(A run of records)
•••

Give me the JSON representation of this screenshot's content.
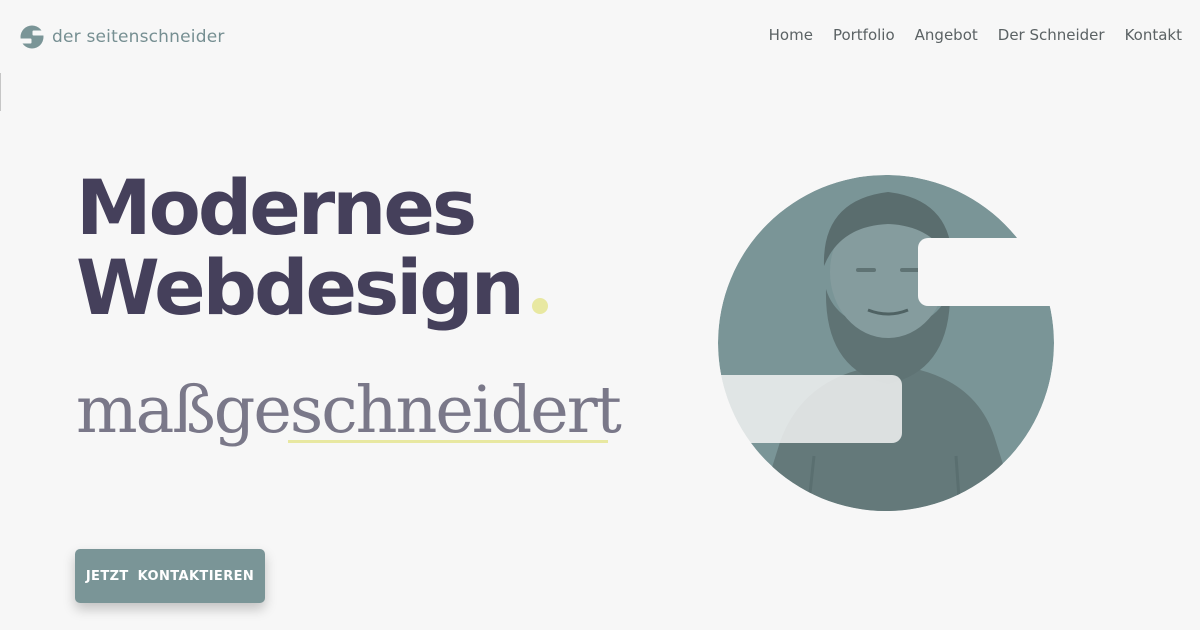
{
  "header": {
    "logo_text": "der seitenschneider"
  },
  "nav": {
    "items": [
      {
        "label": "Home"
      },
      {
        "label": "Portfolio"
      },
      {
        "label": "Angebot"
      },
      {
        "label": "Der Schneider"
      },
      {
        "label": "Kontakt"
      }
    ]
  },
  "hero": {
    "title_line1": "Modernes",
    "title_line2": "Webdesign",
    "subtitle": "maßgeschneidert",
    "cta_label": "JETZT KONTAKTIEREN"
  },
  "colors": {
    "brand_teal": "#7a9597",
    "title": "#45405b",
    "subtitle": "#7a7889",
    "accent_yellow": "#e8e8a1",
    "background": "#f7f7f7"
  },
  "icons": {
    "logo": "s-logo-icon"
  }
}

•••

» **Work to do**: Copy out the whole listing exactly, and don't carry over any pictures.

» **The output**:
Give me the JSON representation of this screenshot's content.
{
  "header": {
    "logo_text": "der seitenschneider"
  },
  "nav": {
    "items": [
      {
        "label": "Home"
      },
      {
        "label": "Portfolio"
      },
      {
        "label": "Angebot"
      },
      {
        "label": "Der Schneider"
      },
      {
        "label": "Kontakt"
      }
    ]
  },
  "hero": {
    "title_line1": "Modernes",
    "title_line2": "Webdesign",
    "subtitle": "maßgeschneidert",
    "cta_label": "JETZT KONTAKTIEREN"
  },
  "colors": {
    "brand_teal": "#7a9597",
    "title": "#45405b",
    "subtitle": "#7a7889",
    "accent_yellow": "#e8e8a1",
    "background": "#f7f7f7"
  },
  "icons": {
    "logo": "s-logo-icon"
  }
}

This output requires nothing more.